INSTRUCTION: Which lines hold the word "remove"? Show each of them.
# start of RECORDED DATA
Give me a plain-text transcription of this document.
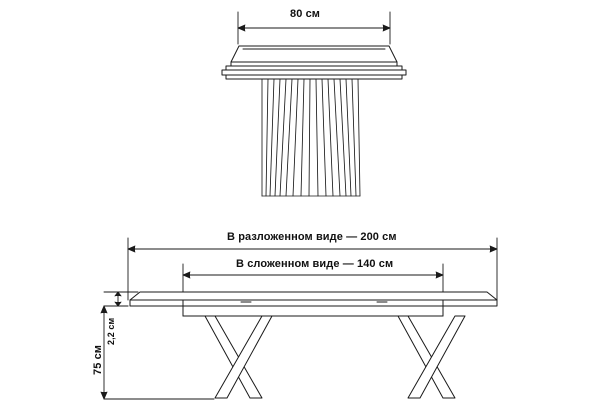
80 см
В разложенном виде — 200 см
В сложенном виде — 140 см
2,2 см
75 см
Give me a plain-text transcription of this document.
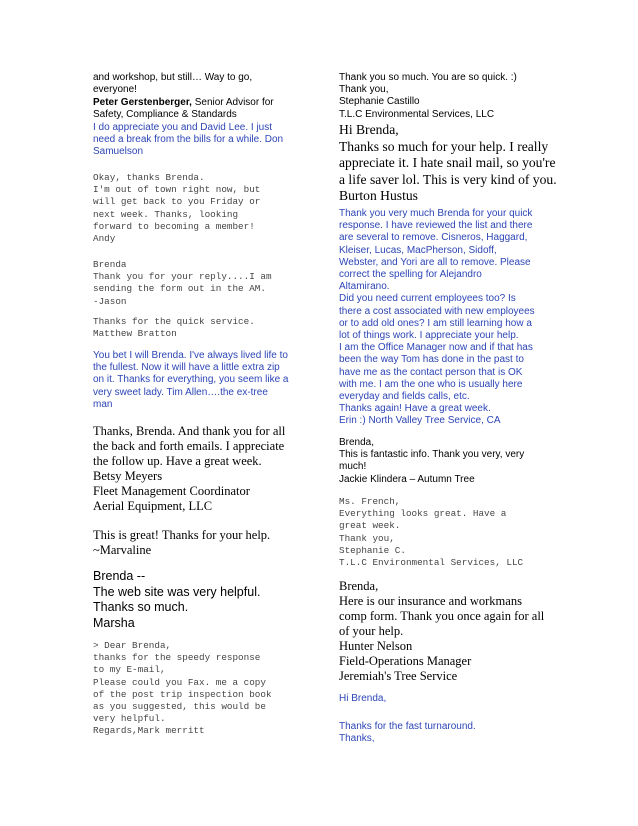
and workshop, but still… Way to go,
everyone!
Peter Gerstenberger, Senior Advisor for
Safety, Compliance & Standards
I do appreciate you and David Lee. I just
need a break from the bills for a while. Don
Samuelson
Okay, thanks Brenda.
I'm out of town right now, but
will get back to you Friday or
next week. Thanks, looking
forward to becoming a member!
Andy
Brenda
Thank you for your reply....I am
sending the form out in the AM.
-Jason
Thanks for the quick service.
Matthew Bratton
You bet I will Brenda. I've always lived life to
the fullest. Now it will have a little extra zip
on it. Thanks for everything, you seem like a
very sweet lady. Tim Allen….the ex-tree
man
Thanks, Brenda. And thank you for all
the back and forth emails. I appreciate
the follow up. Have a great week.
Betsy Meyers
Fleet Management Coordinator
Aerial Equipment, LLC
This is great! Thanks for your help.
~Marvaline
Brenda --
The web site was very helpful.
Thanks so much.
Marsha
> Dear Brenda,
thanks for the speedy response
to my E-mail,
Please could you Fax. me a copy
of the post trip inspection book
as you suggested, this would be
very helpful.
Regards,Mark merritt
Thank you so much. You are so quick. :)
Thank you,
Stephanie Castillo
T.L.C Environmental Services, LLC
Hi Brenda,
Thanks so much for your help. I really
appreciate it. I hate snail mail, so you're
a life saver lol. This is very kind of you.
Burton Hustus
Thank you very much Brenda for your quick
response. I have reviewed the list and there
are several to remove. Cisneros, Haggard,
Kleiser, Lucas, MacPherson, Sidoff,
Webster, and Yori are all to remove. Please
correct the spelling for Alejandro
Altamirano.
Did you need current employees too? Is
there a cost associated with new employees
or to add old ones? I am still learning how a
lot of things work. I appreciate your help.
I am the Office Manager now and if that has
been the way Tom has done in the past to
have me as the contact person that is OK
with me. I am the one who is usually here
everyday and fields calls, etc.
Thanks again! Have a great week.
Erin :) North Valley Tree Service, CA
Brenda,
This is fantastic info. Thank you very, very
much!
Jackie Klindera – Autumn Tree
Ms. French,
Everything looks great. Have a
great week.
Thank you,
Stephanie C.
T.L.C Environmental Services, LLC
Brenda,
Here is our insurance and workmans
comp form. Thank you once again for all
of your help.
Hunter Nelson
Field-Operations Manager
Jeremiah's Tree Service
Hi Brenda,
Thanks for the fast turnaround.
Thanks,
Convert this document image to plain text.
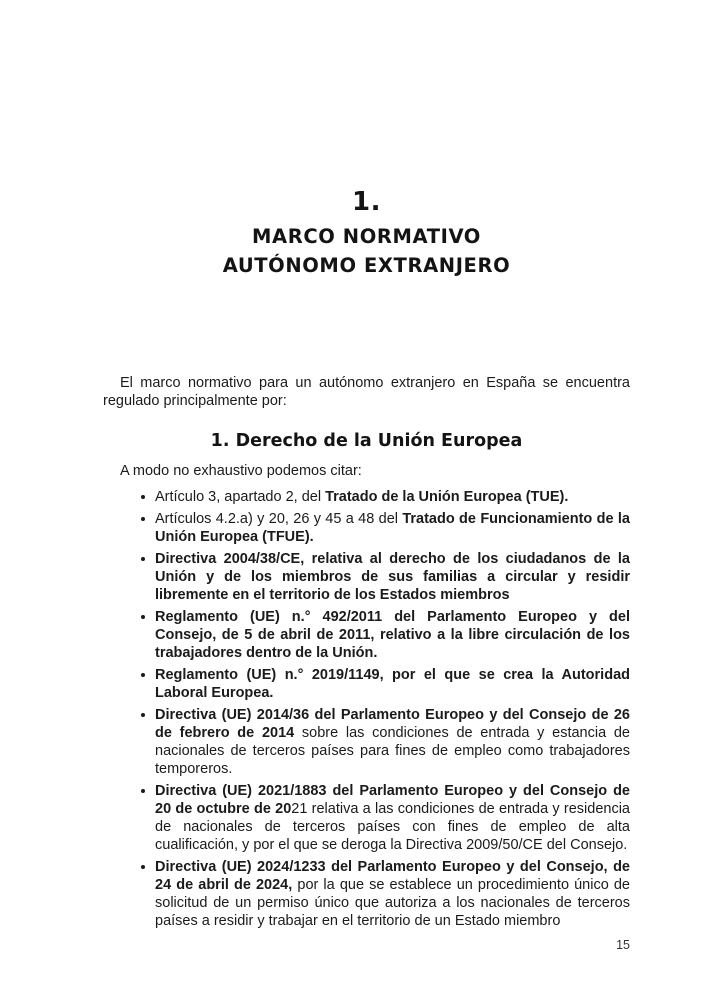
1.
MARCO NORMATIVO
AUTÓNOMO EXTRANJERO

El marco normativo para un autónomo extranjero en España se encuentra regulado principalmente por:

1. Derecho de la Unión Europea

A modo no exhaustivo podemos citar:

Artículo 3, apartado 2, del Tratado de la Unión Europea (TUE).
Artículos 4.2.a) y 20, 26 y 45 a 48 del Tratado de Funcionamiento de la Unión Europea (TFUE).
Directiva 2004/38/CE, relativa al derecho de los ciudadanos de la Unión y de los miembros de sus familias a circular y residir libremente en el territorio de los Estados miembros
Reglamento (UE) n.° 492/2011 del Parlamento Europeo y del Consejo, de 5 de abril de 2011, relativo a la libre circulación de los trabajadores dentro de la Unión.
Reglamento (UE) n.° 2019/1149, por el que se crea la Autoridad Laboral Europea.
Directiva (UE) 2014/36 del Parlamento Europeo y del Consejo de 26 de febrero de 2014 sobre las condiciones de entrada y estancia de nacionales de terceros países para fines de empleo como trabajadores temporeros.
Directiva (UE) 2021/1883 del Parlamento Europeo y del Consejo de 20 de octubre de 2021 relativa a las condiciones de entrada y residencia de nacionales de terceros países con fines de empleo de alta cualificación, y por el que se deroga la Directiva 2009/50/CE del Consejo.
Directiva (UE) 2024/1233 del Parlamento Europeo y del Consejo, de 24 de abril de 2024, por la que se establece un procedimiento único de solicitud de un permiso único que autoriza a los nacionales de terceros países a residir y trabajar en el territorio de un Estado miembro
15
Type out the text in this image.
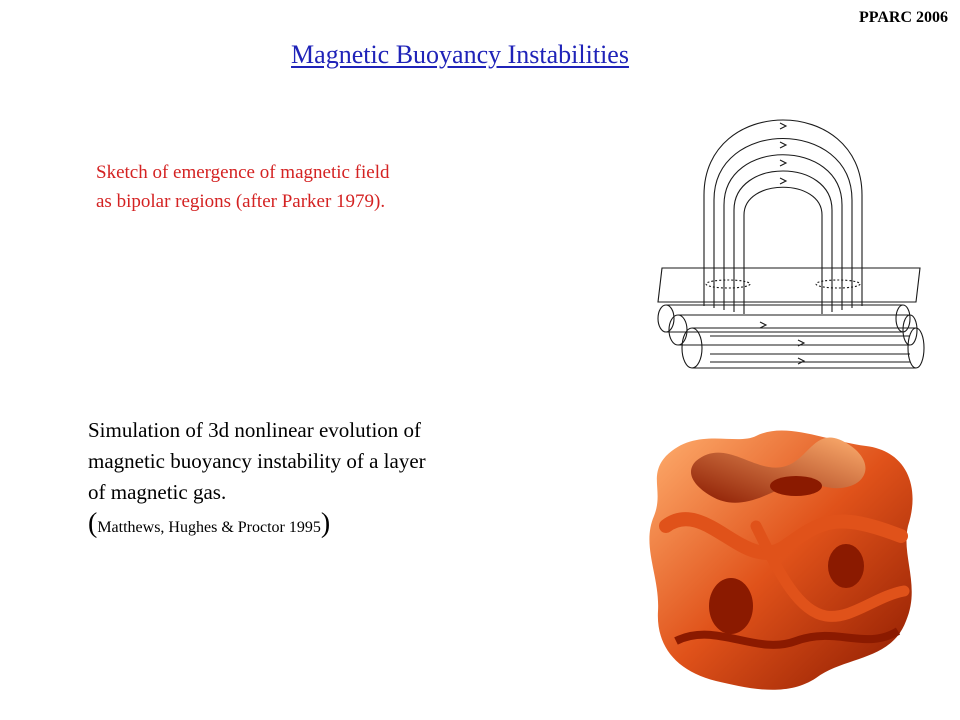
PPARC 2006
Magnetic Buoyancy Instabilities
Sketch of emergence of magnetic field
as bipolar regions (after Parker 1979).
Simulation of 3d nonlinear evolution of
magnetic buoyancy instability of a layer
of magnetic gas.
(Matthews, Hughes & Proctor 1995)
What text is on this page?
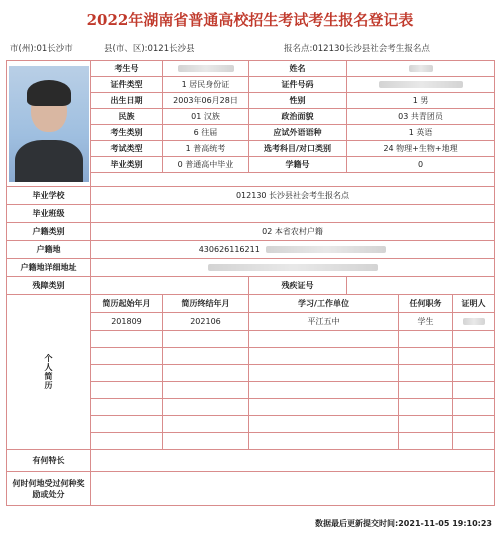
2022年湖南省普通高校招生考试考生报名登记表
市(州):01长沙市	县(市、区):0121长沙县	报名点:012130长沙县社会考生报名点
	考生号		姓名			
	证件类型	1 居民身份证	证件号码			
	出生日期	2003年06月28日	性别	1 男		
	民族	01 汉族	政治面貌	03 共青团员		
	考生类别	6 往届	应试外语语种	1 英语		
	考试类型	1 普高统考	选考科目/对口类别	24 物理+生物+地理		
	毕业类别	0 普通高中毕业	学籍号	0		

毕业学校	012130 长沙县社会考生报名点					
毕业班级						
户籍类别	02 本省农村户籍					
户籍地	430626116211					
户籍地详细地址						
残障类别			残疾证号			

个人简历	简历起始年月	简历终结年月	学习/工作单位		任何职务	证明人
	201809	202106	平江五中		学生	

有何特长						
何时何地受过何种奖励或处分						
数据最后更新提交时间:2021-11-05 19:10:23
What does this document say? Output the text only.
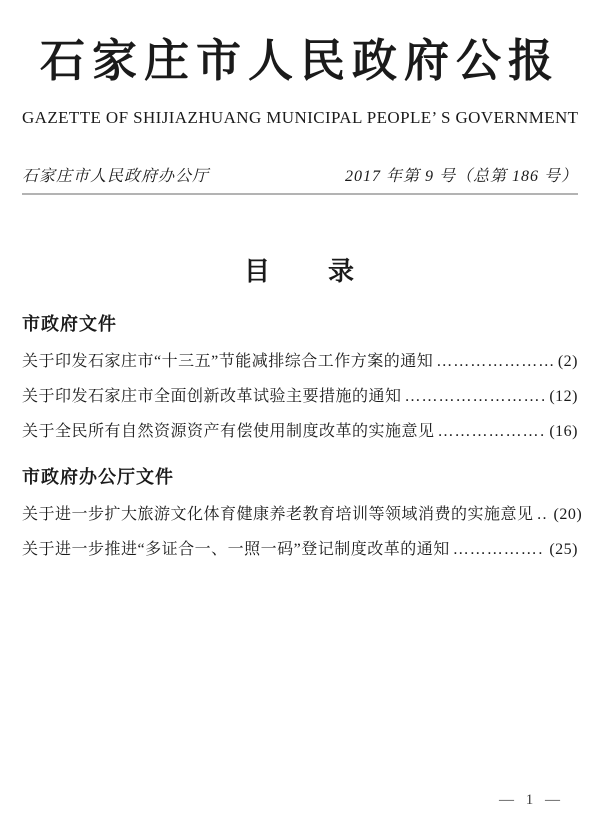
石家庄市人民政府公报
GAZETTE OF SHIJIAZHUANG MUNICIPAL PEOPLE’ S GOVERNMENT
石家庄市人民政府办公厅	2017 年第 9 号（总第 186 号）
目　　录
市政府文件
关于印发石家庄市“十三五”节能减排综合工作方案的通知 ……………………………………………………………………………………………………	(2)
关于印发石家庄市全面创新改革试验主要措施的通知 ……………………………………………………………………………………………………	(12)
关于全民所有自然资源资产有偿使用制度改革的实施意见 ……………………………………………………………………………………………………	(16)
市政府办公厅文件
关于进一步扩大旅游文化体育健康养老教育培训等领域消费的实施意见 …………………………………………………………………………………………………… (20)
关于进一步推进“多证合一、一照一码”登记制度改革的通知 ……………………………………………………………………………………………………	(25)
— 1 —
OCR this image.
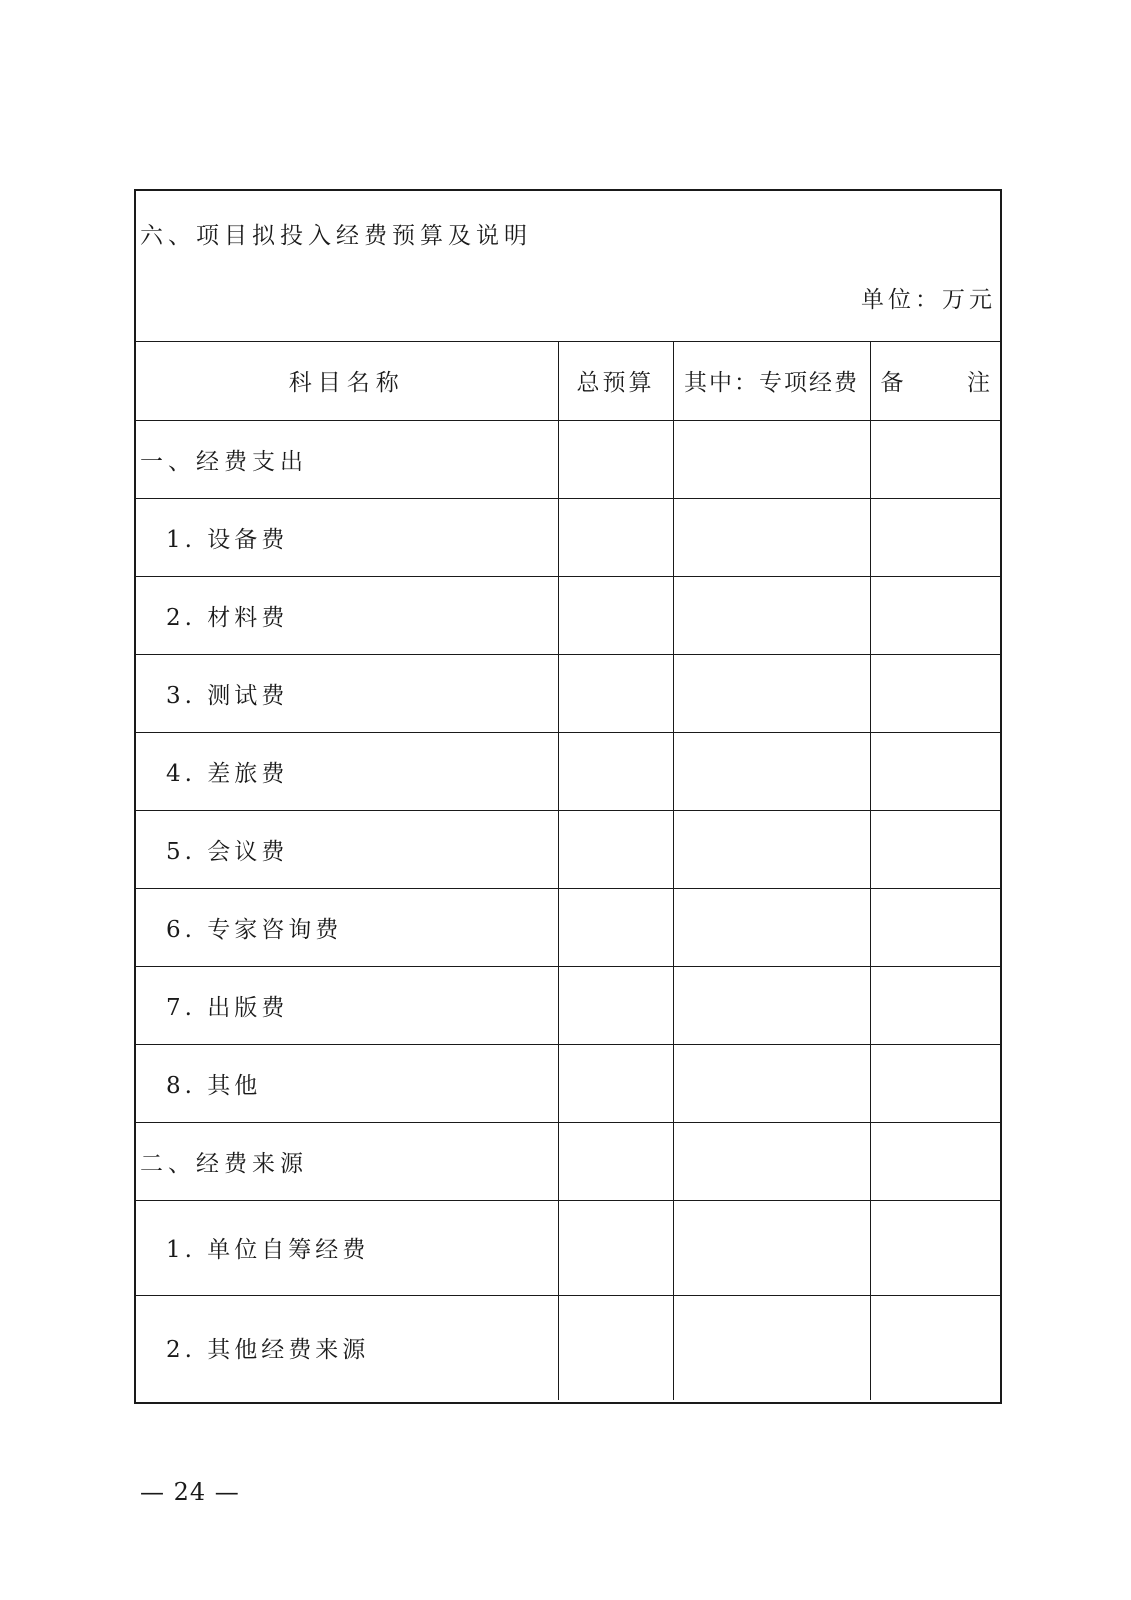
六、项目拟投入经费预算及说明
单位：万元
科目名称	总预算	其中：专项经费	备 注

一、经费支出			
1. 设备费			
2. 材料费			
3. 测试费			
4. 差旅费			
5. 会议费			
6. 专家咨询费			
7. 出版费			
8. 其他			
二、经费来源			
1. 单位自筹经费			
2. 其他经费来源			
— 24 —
# end of RECORDED DATA
THE REPLY:
are several to remove. Cisneros, Haggard,
Webster, and Yori are all to remove. Please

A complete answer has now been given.